# REQUIREMENT:
Rewrite the listing below with "bounding box" swapped for "enclosing box" and everything else left as it is. Leave the pictures out of your answer.

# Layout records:
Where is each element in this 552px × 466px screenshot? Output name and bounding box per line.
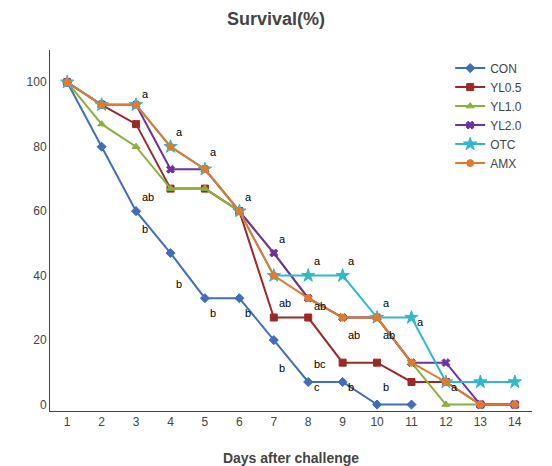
svg-text:40: 40 (33, 269, 47, 283)
svg-text:a: a (383, 297, 390, 309)
svg-text:b: b (210, 307, 216, 319)
svg-text:12: 12 (439, 415, 453, 429)
svg-text:a: a (348, 255, 355, 267)
svg-text:Survival(%): Survival(%) (227, 9, 325, 29)
svg-text:9: 9 (339, 415, 346, 429)
svg-text:ab: ab (314, 300, 326, 312)
svg-text:YL0.5: YL0.5 (490, 81, 522, 95)
svg-text:10: 10 (370, 415, 384, 429)
svg-text:bc: bc (314, 358, 326, 370)
svg-text:a: a (417, 316, 424, 328)
svg-text:ab: ab (348, 329, 360, 341)
svg-text:7: 7 (270, 415, 277, 429)
svg-text:11: 11 (405, 415, 418, 429)
svg-text:ab: ab (142, 191, 154, 203)
svg-text:b: b (348, 381, 354, 393)
svg-text:100: 100 (27, 75, 47, 89)
svg-text:0: 0 (40, 398, 47, 412)
svg-text:13: 13 (474, 415, 488, 429)
svg-text:b: b (279, 362, 285, 374)
svg-text:b: b (245, 307, 251, 319)
svg-text:ab: ab (279, 297, 291, 309)
svg-text:c: c (314, 381, 320, 393)
svg-text:60: 60 (33, 204, 47, 218)
svg-text:20: 20 (33, 333, 47, 347)
svg-text:a: a (176, 126, 183, 138)
svg-text:CON: CON (490, 62, 517, 76)
svg-text:2: 2 (98, 415, 105, 429)
svg-text:YL2.0: YL2.0 (490, 119, 522, 133)
svg-text:a: a (245, 191, 252, 203)
svg-text:a: a (451, 381, 458, 393)
svg-text:b: b (176, 278, 182, 290)
svg-text:YL1.0: YL1.0 (490, 100, 522, 114)
svg-text:ab: ab (383, 329, 395, 341)
svg-text:a: a (314, 255, 321, 267)
svg-text:3: 3 (133, 415, 140, 429)
svg-text:8: 8 (305, 415, 312, 429)
svg-text:14: 14 (508, 415, 522, 429)
svg-text:b: b (142, 223, 148, 235)
svg-text:a: a (142, 88, 149, 100)
svg-text:Days after challenge: Days after challenge (223, 450, 359, 466)
svg-text:80: 80 (33, 140, 47, 154)
svg-text:1: 1 (64, 415, 71, 429)
svg-text:4: 4 (167, 415, 174, 429)
svg-text:a: a (210, 146, 217, 158)
svg-text:OTC: OTC (490, 138, 516, 152)
svg-text:6: 6 (236, 415, 243, 429)
svg-text:a: a (279, 233, 286, 245)
svg-text:b: b (383, 381, 389, 393)
svg-text:5: 5 (202, 415, 209, 429)
svg-text:AMX: AMX (490, 157, 516, 171)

# PROBLEM SOLUTION:
Where is each element in this 552px × 466px screenshot? Output name and enclosing box per line.
svg-text:40: 40 (33, 269, 47, 283)
svg-text:a: a (383, 297, 390, 309)
svg-text:b: b (210, 307, 216, 319)
svg-text:12: 12 (439, 415, 453, 429)
svg-text:a: a (348, 255, 355, 267)
svg-text:Survival(%): Survival(%) (227, 9, 325, 29)
svg-text:9: 9 (339, 415, 346, 429)
svg-text:ab: ab (314, 300, 326, 312)
svg-text:YL0.5: YL0.5 (490, 81, 522, 95)
svg-text:10: 10 (370, 415, 384, 429)
svg-text:bc: bc (314, 358, 326, 370)
svg-text:a: a (417, 316, 424, 328)
svg-text:ab: ab (348, 329, 360, 341)
svg-text:7: 7 (270, 415, 277, 429)
svg-text:11: 11 (405, 415, 418, 429)
svg-text:ab: ab (142, 191, 154, 203)
svg-text:b: b (348, 381, 354, 393)
svg-text:100: 100 (27, 75, 47, 89)
svg-text:0: 0 (40, 398, 47, 412)
svg-text:13: 13 (474, 415, 488, 429)
svg-text:b: b (279, 362, 285, 374)
svg-text:b: b (245, 307, 251, 319)
svg-text:ab: ab (279, 297, 291, 309)
svg-text:c: c (314, 381, 320, 393)
svg-text:60: 60 (33, 204, 47, 218)
svg-text:20: 20 (33, 333, 47, 347)
svg-text:a: a (176, 126, 183, 138)
svg-text:CON: CON (490, 62, 517, 76)
svg-text:2: 2 (98, 415, 105, 429)
svg-text:YL2.0: YL2.0 (490, 119, 522, 133)
svg-text:a: a (245, 191, 252, 203)
svg-text:a: a (451, 381, 458, 393)
svg-text:b: b (176, 278, 182, 290)
svg-text:YL1.0: YL1.0 (490, 100, 522, 114)
svg-text:ab: ab (383, 329, 395, 341)
svg-text:a: a (314, 255, 321, 267)
svg-text:3: 3 (133, 415, 140, 429)
svg-text:8: 8 (305, 415, 312, 429)
svg-text:14: 14 (508, 415, 522, 429)
svg-text:b: b (142, 223, 148, 235)
svg-text:a: a (142, 88, 149, 100)
svg-text:Days after challenge: Days after challenge (223, 450, 359, 466)
svg-text:80: 80 (33, 140, 47, 154)
svg-text:1: 1 (64, 415, 71, 429)
svg-text:4: 4 (167, 415, 174, 429)
svg-text:a: a (210, 146, 217, 158)
svg-text:OTC: OTC (490, 138, 516, 152)
svg-text:6: 6 (236, 415, 243, 429)
svg-text:a: a (279, 233, 286, 245)
svg-text:b: b (383, 381, 389, 393)
svg-text:5: 5 (202, 415, 209, 429)
svg-text:AMX: AMX (490, 157, 516, 171)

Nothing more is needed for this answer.